→ **Text passage**:
/---
Let’s move on with our research on the DevOps threat landscape in 2024. Let’s see which security incidents and vulnerabilities GiLab users faced in the previous year.
In 2023, GitLab reported 76 incidents on their Status page, this year the number of incidents grew by almost 21% and compiled 96 incidents in total.
DECEMBER
GitLab Status info: 10 issues
🚨 Incidents that had a major impact – 7 incidents
⌛ Total time of partial service disruption – 130 hours 13 minutes
⚠️ Incidents that had a minor impact – 2 incidents
⌛ Total time of degraded performance – 17 hours 44 minutes
🔓 Security issue – 1 incidents
⌛ Total time of the security issue – 3848 hours 5 minutes
In December, GitLab faced 10 incidents, including 7 with a major impact, resulting in over 130 hours of partial service disruption.
Users might encounter intermittent errors, timeouts, and disruptions in CI/CD services, Git operations, and website functionality across multiple locations. The most significant incident, lasting 75 hours and 2 minutes, involved intermittent timeouts for requests from some Utah IP addresses.
Another major incident, spanning 26 hours and 16 minutes, caused errors across GitLab.com, affecting websites, pages, and background processing. Other disruptions included CI/CD runner failures and GitLab Duo chat issues.
NOVEMBER
GitLab Status info: total 8 incidents
⚡ Incidents that had a critical impact – 1 incident
⌛ Total time of service disruption – 1 hour
🚨 Incidents that had a major impact – 2 incidents
⌛ Total time of partial service disruption – 33 hours 17 min
⚠️ Incidents that had a minor impact – 3 incidents
⌛ Total time of degraded performance – 18 hours 46 minutes
🛠️ Planned Maintenance – 2 incidents
⌛ Total time of planned maintenance – 66 hours
GitLab users experienced 8 incidents, including a critical one that caused customer portal disruption for an hour.
\---
→ **Stored data**:
/---
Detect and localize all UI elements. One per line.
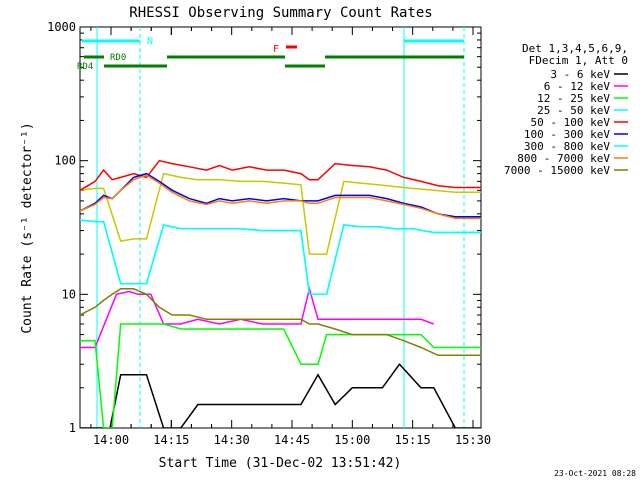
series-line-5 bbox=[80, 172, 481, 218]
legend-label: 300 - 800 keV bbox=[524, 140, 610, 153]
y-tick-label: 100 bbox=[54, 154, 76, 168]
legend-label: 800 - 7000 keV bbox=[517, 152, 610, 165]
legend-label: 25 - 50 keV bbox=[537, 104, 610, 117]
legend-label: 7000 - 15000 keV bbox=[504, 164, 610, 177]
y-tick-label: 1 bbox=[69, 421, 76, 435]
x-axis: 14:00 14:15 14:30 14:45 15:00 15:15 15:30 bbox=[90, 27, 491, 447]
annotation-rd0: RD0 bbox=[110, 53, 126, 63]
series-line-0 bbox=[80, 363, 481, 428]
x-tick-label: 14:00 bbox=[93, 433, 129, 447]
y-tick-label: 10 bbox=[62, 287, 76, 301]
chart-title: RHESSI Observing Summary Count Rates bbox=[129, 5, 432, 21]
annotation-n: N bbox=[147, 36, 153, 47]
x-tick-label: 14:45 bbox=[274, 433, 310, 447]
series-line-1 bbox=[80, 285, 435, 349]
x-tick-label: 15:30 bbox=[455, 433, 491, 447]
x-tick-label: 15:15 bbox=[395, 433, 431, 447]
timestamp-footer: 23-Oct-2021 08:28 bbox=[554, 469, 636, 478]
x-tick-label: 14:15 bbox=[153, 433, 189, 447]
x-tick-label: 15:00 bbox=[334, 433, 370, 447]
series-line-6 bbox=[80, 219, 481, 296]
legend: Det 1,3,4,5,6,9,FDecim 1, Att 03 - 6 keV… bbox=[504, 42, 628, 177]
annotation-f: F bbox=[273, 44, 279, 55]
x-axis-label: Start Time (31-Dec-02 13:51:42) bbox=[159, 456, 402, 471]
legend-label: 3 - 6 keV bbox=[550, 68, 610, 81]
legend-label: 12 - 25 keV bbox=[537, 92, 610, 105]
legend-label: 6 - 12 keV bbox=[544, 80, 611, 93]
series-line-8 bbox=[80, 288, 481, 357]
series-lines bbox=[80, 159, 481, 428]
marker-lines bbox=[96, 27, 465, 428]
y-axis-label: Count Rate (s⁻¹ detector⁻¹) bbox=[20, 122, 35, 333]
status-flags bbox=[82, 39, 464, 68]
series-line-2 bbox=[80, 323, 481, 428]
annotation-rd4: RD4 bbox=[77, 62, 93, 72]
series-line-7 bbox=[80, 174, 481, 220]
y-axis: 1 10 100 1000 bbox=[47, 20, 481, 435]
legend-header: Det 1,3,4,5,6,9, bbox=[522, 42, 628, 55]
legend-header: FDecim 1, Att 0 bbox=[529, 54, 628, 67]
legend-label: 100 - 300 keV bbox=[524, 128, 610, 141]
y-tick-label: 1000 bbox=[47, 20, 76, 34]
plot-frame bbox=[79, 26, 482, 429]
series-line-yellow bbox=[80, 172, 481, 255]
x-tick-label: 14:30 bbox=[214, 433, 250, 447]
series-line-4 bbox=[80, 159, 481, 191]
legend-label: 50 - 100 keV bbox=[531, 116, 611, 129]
\---
/---
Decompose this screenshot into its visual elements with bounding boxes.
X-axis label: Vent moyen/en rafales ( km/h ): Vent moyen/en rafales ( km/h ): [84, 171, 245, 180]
\---
/---
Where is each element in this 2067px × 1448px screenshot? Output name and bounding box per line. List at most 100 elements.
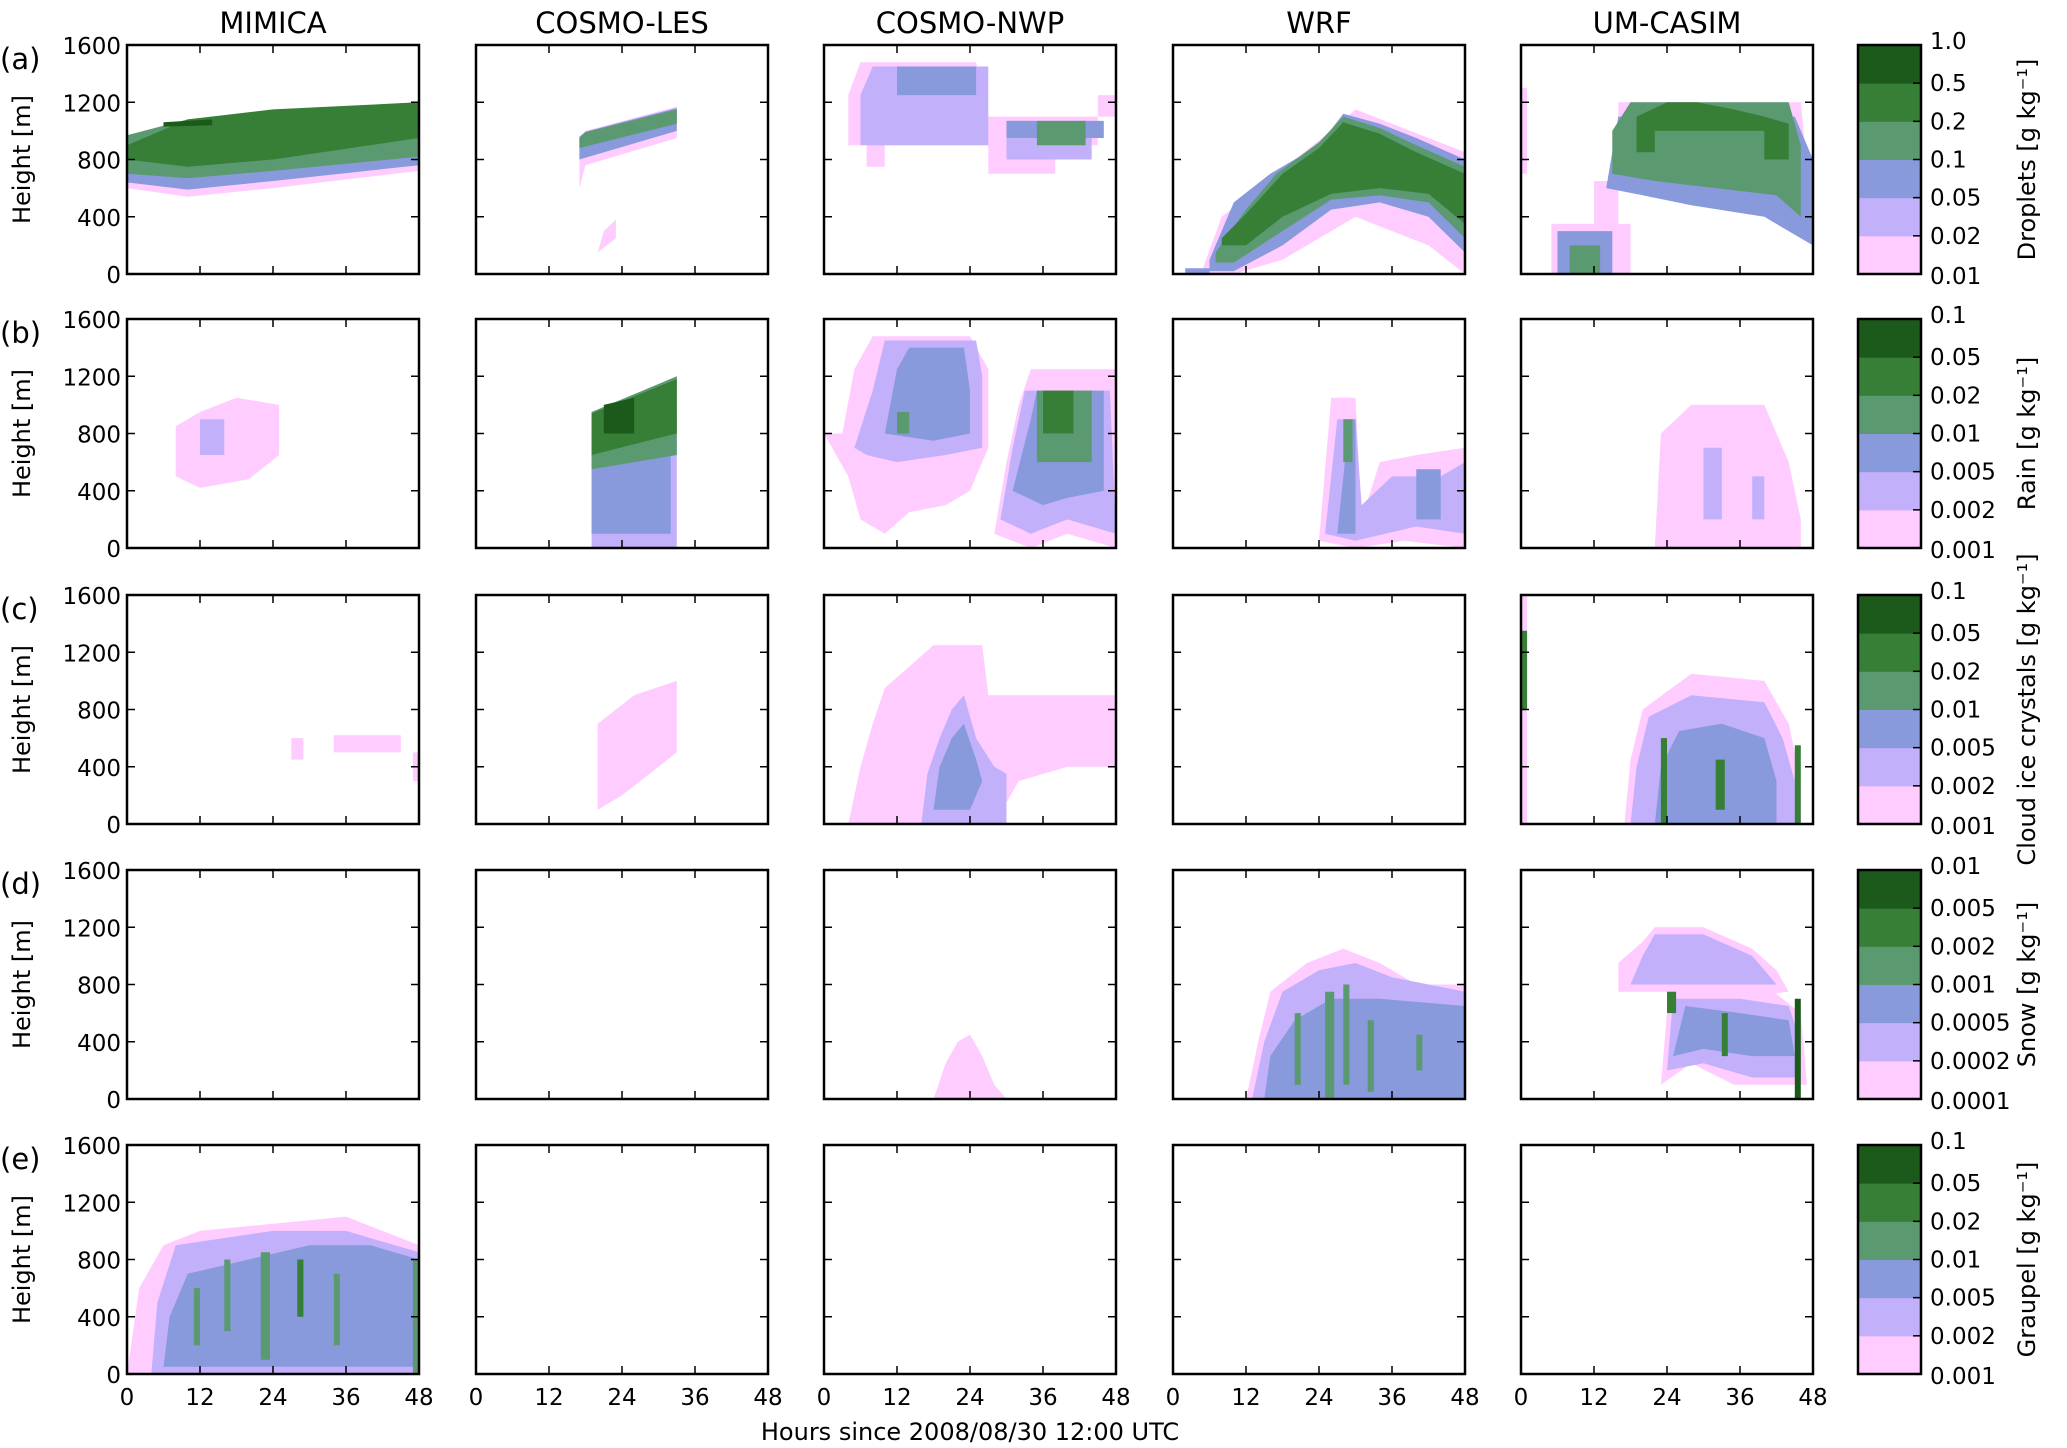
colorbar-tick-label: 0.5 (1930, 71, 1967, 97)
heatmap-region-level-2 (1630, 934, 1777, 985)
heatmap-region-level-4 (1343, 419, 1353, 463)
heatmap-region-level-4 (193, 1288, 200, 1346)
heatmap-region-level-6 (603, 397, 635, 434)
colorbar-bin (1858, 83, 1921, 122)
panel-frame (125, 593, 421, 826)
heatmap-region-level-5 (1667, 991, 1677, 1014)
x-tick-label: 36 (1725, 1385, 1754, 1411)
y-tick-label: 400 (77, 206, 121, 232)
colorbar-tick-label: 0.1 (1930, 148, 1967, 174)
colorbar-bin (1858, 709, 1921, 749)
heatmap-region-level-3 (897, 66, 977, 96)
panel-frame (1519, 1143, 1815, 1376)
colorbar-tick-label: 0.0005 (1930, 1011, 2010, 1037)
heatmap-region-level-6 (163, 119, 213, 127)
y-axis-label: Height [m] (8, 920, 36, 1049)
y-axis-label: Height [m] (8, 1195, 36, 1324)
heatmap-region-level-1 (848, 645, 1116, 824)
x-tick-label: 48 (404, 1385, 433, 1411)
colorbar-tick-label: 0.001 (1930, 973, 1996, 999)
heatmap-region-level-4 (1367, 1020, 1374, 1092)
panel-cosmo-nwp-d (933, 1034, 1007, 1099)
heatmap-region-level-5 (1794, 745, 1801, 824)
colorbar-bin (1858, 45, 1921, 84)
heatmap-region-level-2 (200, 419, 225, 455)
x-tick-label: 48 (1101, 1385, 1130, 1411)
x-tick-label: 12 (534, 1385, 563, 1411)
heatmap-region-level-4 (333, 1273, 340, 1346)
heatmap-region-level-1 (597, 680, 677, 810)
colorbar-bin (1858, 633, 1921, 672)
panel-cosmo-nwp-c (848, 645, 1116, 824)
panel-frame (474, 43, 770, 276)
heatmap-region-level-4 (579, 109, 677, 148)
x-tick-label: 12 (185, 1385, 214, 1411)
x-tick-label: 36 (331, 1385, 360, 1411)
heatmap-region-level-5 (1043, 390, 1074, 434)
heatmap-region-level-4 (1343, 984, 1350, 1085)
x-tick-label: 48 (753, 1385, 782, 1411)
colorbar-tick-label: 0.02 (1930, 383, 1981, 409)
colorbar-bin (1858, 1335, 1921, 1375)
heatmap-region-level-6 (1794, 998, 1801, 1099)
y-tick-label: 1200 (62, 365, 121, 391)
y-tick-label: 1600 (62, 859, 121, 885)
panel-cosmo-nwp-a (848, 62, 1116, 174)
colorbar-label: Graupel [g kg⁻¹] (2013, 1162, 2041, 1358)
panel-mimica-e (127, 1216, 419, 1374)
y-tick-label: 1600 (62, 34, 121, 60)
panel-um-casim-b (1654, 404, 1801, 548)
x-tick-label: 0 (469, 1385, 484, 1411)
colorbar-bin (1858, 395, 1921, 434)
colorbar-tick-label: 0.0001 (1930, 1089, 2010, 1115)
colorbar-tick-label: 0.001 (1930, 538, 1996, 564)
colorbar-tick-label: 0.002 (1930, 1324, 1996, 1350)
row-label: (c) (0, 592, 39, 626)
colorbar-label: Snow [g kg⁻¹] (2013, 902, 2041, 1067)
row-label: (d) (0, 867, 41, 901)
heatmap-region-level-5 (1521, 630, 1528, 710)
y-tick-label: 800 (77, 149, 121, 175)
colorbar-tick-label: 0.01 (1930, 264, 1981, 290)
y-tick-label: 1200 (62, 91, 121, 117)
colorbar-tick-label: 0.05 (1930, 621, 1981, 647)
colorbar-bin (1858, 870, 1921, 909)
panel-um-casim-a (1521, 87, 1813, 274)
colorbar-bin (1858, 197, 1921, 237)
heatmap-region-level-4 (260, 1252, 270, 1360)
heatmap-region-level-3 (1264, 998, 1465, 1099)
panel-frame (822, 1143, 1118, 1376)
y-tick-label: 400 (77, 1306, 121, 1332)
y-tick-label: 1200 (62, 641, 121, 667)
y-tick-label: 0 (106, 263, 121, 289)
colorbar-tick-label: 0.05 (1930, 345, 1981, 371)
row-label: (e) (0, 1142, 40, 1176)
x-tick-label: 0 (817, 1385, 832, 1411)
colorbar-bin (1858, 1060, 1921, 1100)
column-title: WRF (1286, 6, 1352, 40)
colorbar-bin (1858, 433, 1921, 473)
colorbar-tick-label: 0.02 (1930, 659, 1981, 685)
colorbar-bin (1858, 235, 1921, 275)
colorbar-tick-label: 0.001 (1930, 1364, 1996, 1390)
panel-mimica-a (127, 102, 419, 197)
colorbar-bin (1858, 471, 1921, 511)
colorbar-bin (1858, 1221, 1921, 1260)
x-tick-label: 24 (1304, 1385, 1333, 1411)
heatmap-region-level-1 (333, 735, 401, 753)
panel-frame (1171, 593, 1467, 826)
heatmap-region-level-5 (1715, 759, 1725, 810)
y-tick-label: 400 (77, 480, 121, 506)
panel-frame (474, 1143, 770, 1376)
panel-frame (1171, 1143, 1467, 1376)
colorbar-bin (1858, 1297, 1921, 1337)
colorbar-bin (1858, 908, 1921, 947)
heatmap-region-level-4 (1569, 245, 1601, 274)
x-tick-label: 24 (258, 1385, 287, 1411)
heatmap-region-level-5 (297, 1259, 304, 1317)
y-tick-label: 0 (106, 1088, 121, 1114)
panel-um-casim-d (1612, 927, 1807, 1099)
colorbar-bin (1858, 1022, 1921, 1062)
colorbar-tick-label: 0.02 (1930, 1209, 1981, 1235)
\---
→ **Work to do**: Continue the passage on GitLab's 2024 service incidents, starting right after its last sentence.

→ **Written answer**:
Also, there were 2 major incidents that resulted in partial service disruptions, totaling over 33 hours and impacting the Jira Cloud app installation and the group API.
Other three minor incidents led to degraded performance for nearly 19 hours, affecting features like merge requests, user preferences, and Duo Chat.
GitLab vulnerability exploited in major Byte Federal cyberattack
The personal information of around 58K customers of Byte Federal, a leading Bitcoin ATM operator in the USA, was exposed by cybercriminals.
On November 18, 2024, Byte Federal’s security team discovered that hackers used a GitLab security flaw to breach the company. The hack exposed personal information, including names, dates of birth, residential addresses, phone numbers and email addresses, Social Security Numbers, transaction histories, photos, etc.
To address the issue the company promptly secured its systems and isolated the threat actor, who managed to access one of Byte Federal’s servers. Though the exact nature of the GitLab vulnerability the attackers used wasn’t identified, the organization conducted a complete reset of all its customers’ accounts, revoked access tokens, and updated internal passwords.
Also, Byte Federal urged all the affected customers to be attentive to any suspicious activity and report to the authorities in any case of fraudulent incidents.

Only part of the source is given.